[PROBLEM STATEMENT] Look for "病患语声寂然" in the listing below. Gather each line that contains it.
☆ ☆ ☆ ☆ ☆ ☆ ☆
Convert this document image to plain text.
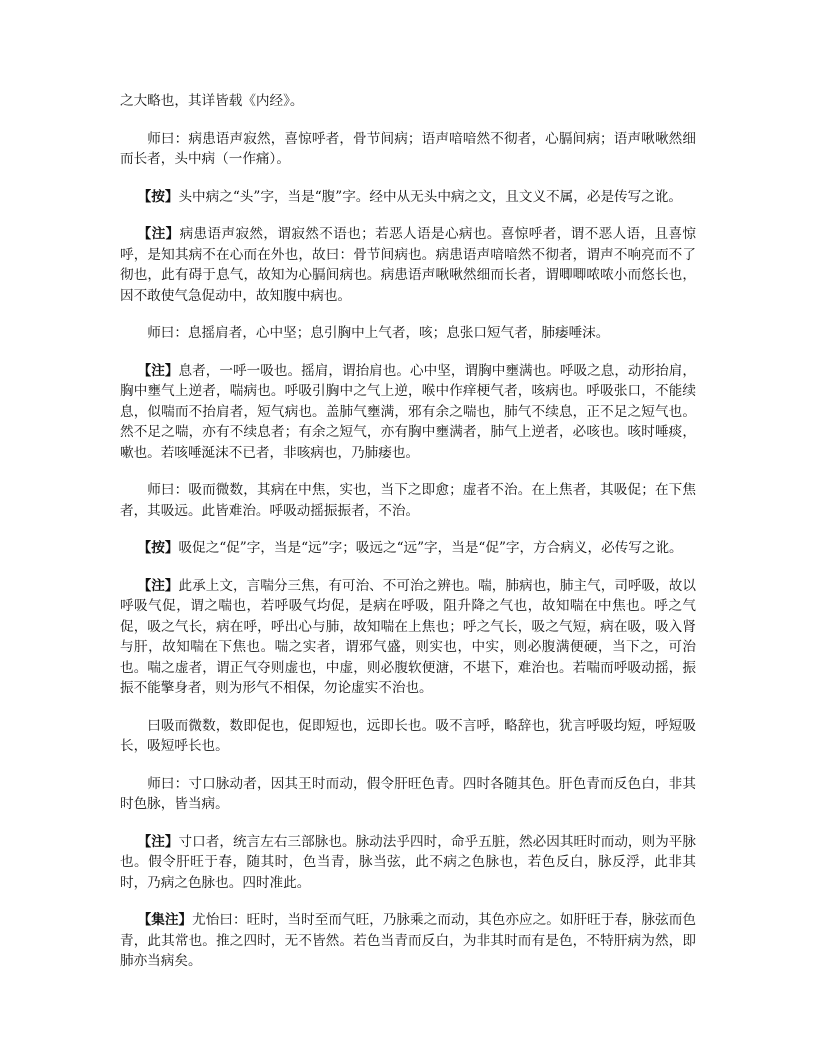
之大略也，其详皆载《内经》。

师曰：病患语声寂然，喜惊呼者，骨节间病；语声喑喑然不彻者，心膈间病；语声啾啾然细而长者，头中病（一作痛）。

【按】头中病之“头”字，当是“腹”字。经中从无头中病之文，且文义不属，必是传写之讹。

【注】病患语声寂然，谓寂然不语也；若恶人语是心病也。喜惊呼者，谓不恶人语，且喜惊呼，是知其病不在心而在外也，故曰：骨节间病也。病患语声喑喑然不彻者，谓声不响亮而不了彻也，此有碍于息气，故知为心膈间病也。病患语声啾啾然细而长者，谓唧唧哝哝小而悠长也，因不敢使气急促动中，故知腹中病也。

师曰：息摇肩者，心中坚；息引胸中上气者，咳；息张口短气者，肺痿唾沫。

【注】息者，一呼一吸也。摇肩，谓抬肩也。心中坚，谓胸中壅满也。呼吸之息，动形抬肩，胸中壅气上逆者，喘病也。呼吸引胸中之气上逆，喉中作痒梗气者，咳病也。呼吸张口，不能续息，似喘而不抬肩者，短气病也。盖肺气壅满，邪有余之喘也，肺气不续息，正不足之短气也。然不足之喘，亦有不续息者；有余之短气，亦有胸中壅满者，肺气上逆者，必咳也。咳时唾痰，嗽也。若咳唾涎沫不已者，非咳病也，乃肺痿也。

师曰：吸而微数，其病在中焦，实也，当下之即愈；虚者不治。在上焦者，其吸促；在下焦者，其吸远。此皆难治。呼吸动摇振振者，不治。

【按】吸促之“促”字，当是“远”字；吸远之“远”字，当是“促”字，方合病义，必传写之讹。

【注】此承上文，言喘分三焦，有可治、不可治之辨也。喘，肺病也，肺主气，司呼吸，故以呼吸气促，谓之喘也，若呼吸气均促，是病在呼吸，阻升降之气也，故知喘在中焦也。呼之气促，吸之气长，病在呼，呼出心与肺，故知喘在上焦也；呼之气长，吸之气短，病在吸，吸入肾与肝，故知喘在下焦也。喘之实者，谓邪气盛，则实也，中实，则必腹满便硬，当下之，可治也。喘之虚者，谓正气夺则虚也，中虚，则必腹软便溏，不堪下，难治也。若喘而呼吸动摇，振振不能擎身者，则为形气不相保，勿论虚实不治也。

曰吸而微数，数即促也，促即短也，远即长也。吸不言呼，略辞也，犹言呼吸均短，呼短吸长，吸短呼长也。

师曰：寸口脉动者，因其王时而动，假令肝旺色青。四时各随其色。肝色青而反色白，非其时色脉，皆当病。

【注】寸口者，统言左右三部脉也。脉动法乎四时，命乎五脏，然必因其旺时而动，则为平脉也。假令肝旺于春，随其时，色当青，脉当弦，此不病之色脉也，若色反白，脉反浮，此非其时，乃病之色脉也。四时准此。

【集注】尤怡曰：旺时，当时至而气旺，乃脉乘之而动，其色亦应之。如肝旺于春，脉弦而色青，此其常也。推之四时，无不皆然。若色当青而反白，为非其时而有是色，不特肝病为然，即肺亦当病矣。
☆ ☆ ☆ ☆ ☆ ☆ ☆
[SOLUTION BELOW]
师曰：病患语声寂然，喜惊呼者，骨节间病；语声喑喑然不彻者，心膈间病；语声啾啾然细而长者，头中病（一作痛）。
【注】病患语声寂然，谓寂然不语也；若恶人语是心病也。喜惊呼者，谓不恶人语，且喜惊呼，是知其病不在心而在外也，故曰：骨节间病也。病患语声喑喑然不彻者，谓声不响亮而不了彻也，此有碍于息气，故知为心膈间病也。病患语声啾啾然细而长者，谓唧唧哝哝小而悠长也，因不敢使气急促动中，故知腹中病也。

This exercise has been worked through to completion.